» WRITTEN PROBLEM
Within the records that follow, find every line containing the string "Gesellschaften". Copy those lines.

Stored data:
** begin **
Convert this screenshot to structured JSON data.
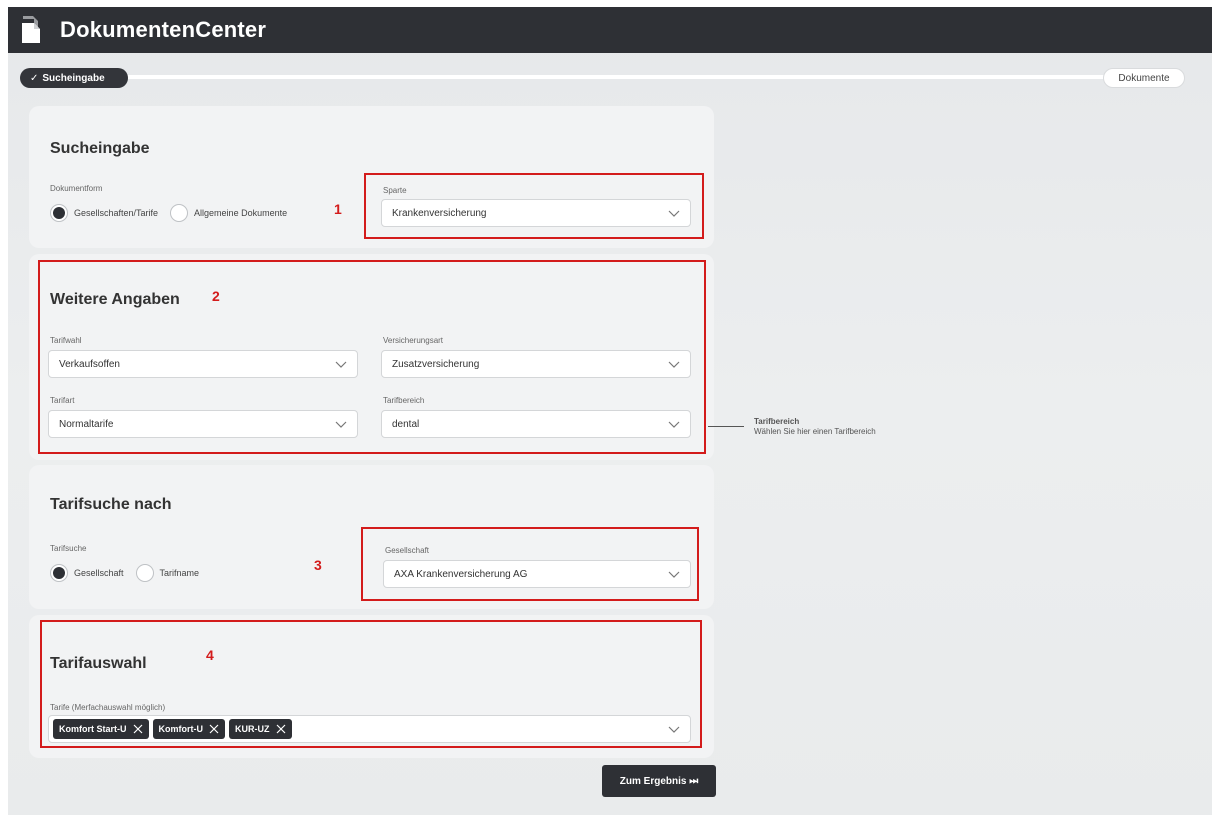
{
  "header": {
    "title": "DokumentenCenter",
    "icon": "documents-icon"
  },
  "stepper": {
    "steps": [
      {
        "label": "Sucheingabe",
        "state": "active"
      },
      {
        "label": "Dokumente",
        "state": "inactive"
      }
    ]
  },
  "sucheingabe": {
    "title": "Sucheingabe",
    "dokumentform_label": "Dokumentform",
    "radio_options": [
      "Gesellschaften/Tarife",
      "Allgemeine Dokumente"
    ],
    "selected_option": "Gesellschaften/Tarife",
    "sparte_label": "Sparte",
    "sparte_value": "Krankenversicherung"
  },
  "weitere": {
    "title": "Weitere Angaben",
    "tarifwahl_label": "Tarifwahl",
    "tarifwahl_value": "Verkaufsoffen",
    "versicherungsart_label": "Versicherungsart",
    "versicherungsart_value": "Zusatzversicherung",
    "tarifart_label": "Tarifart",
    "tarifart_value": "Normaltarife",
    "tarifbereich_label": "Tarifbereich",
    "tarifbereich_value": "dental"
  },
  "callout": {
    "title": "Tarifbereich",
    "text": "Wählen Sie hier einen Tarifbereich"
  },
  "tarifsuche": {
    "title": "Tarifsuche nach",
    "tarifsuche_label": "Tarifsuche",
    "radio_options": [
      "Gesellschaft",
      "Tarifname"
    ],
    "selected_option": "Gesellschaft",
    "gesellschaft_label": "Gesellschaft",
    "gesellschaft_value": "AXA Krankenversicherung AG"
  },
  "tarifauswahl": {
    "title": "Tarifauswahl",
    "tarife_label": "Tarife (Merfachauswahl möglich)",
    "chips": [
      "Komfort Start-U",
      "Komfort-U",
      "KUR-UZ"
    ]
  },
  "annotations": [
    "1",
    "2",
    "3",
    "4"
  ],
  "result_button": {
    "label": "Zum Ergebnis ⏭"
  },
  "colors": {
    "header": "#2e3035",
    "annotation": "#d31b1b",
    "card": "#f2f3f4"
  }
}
** end **
» TASK SOLUTION
      "Gesellschaften/Tarife",
    "selected_option": "Gesellschaften/Tarife",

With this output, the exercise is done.